■ INSTRUCTIONS TO FOLLOW ■
Identify all lines below that hold "JSON" and collect them.

■ RECORDS FOR THE EXERCISE ■
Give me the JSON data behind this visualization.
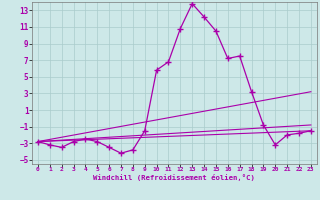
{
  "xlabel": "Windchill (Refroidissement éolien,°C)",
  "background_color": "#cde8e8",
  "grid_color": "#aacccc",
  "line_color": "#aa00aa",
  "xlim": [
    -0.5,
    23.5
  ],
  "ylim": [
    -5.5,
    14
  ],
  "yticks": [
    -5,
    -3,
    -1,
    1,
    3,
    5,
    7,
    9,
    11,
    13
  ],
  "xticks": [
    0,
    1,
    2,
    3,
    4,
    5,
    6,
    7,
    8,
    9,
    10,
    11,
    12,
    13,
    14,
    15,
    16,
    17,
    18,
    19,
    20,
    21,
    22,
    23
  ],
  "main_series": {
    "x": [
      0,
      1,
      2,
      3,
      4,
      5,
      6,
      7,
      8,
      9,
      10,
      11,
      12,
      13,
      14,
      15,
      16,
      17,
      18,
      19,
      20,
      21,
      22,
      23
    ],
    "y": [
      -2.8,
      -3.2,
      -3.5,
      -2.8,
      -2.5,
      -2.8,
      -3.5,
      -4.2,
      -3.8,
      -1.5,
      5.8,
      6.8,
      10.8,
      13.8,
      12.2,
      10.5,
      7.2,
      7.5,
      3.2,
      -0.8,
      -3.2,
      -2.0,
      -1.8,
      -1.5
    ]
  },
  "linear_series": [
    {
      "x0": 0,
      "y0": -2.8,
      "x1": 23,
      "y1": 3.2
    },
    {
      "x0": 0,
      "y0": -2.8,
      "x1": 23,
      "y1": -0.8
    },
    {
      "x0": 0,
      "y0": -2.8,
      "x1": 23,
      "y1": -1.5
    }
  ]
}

...

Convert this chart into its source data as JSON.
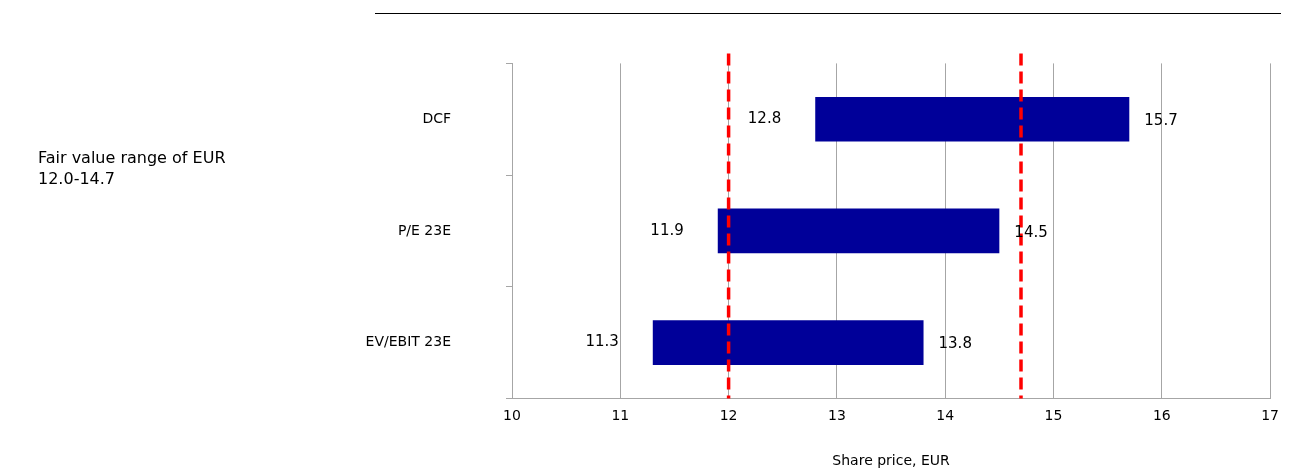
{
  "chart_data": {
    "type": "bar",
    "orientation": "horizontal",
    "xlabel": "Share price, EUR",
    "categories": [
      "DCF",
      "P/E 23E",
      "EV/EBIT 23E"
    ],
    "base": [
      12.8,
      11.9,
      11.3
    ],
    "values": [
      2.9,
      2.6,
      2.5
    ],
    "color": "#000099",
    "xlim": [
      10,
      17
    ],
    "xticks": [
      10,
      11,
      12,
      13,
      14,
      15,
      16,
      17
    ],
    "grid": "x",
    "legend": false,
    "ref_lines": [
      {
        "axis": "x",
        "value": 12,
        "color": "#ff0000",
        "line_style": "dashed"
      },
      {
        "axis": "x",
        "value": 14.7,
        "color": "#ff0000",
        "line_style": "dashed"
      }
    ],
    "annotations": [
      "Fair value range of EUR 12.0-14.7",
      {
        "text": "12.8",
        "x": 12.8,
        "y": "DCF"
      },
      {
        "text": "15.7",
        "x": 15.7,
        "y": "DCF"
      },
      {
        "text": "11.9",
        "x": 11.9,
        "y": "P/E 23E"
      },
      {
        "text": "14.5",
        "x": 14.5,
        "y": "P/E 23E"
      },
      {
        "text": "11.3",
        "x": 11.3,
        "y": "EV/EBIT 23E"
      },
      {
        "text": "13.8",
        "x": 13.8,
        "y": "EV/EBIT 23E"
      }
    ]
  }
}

--

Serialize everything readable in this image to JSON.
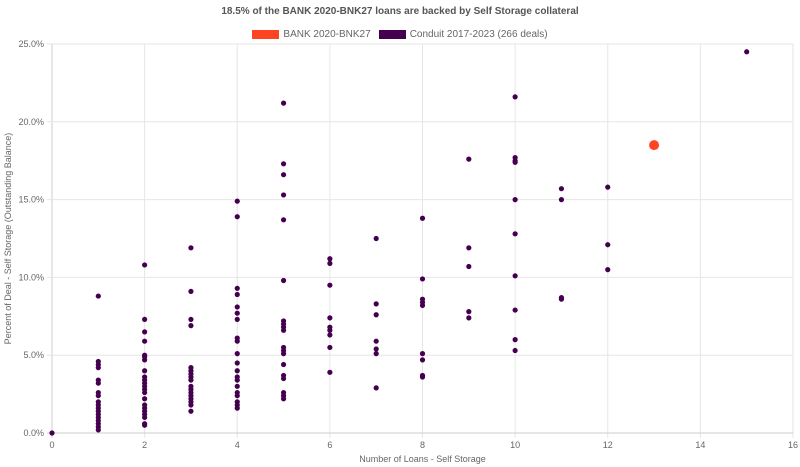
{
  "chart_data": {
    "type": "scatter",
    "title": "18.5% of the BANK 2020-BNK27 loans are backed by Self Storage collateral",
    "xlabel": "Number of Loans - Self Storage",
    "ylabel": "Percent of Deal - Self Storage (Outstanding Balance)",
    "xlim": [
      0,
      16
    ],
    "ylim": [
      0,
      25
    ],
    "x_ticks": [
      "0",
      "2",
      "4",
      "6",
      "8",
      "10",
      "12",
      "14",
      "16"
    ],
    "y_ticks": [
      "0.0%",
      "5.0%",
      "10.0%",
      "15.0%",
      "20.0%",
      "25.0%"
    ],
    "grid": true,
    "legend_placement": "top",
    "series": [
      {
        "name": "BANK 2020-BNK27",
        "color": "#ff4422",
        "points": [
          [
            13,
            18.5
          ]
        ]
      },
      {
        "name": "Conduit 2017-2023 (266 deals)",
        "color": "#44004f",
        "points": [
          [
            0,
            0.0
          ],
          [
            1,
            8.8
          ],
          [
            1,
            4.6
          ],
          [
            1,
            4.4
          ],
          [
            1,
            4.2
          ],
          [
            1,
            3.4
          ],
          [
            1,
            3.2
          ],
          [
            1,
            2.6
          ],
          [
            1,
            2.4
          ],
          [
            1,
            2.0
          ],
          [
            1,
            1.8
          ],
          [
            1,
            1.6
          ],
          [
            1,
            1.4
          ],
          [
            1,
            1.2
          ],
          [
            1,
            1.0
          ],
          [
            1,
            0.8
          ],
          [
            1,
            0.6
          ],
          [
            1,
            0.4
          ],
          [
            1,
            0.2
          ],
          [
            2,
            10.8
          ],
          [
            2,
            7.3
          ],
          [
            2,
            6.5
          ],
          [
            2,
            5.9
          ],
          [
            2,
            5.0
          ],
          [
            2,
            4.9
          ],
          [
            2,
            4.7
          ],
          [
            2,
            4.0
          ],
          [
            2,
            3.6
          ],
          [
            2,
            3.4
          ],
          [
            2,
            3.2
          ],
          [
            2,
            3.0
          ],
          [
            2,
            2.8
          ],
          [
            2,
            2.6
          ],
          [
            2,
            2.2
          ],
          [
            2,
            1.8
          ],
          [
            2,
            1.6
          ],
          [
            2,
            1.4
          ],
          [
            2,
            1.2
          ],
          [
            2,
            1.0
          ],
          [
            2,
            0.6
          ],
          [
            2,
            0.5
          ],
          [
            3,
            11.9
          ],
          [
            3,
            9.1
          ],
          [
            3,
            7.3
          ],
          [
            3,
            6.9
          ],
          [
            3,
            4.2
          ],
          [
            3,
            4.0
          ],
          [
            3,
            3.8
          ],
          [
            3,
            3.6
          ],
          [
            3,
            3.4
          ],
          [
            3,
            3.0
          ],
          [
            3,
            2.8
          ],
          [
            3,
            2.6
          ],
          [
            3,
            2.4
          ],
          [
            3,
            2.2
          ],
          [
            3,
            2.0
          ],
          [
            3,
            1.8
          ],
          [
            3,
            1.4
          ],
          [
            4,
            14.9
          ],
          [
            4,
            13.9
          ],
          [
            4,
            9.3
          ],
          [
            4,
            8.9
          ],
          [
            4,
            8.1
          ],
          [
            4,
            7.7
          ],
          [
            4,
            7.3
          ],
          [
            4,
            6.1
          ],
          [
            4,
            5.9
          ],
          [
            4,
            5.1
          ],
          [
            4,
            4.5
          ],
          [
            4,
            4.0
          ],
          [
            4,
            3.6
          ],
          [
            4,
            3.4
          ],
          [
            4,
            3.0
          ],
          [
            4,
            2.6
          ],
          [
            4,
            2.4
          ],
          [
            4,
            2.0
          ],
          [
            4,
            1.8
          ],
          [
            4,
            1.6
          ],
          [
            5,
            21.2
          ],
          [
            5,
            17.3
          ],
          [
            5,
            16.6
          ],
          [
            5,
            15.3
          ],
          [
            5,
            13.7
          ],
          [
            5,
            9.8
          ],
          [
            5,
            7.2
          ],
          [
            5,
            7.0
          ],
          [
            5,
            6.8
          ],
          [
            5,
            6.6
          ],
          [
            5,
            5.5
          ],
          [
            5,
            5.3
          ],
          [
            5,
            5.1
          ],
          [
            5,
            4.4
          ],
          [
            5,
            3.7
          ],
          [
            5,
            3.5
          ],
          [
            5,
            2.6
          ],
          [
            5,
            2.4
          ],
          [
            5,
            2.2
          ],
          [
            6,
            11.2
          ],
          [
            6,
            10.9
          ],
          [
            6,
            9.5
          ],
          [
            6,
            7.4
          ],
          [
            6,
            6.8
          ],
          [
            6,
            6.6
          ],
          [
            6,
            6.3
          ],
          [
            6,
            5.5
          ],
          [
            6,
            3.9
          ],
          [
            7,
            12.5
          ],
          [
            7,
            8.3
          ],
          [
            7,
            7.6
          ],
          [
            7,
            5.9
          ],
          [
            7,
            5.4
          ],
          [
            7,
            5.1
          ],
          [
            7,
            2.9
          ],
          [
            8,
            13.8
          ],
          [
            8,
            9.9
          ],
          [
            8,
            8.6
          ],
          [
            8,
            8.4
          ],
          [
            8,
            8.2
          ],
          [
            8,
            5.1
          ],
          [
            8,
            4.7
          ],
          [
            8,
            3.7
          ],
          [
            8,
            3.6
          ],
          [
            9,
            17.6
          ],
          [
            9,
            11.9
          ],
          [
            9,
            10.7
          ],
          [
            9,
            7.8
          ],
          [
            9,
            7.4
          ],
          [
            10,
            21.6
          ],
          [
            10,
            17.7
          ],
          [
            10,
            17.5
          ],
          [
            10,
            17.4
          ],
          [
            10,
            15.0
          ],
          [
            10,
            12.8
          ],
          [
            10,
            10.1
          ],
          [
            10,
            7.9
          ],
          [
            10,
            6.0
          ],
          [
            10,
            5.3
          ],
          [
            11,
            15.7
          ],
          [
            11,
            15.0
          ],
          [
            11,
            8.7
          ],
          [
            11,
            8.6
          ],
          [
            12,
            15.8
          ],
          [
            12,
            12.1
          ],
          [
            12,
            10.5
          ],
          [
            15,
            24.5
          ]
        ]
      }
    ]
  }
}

■ WRITTEN SOLUTION ■
Give me the JSON data behind this visualization.
Convert this chart into its source data as JSON.
Serialize everything readable in this image to JSON.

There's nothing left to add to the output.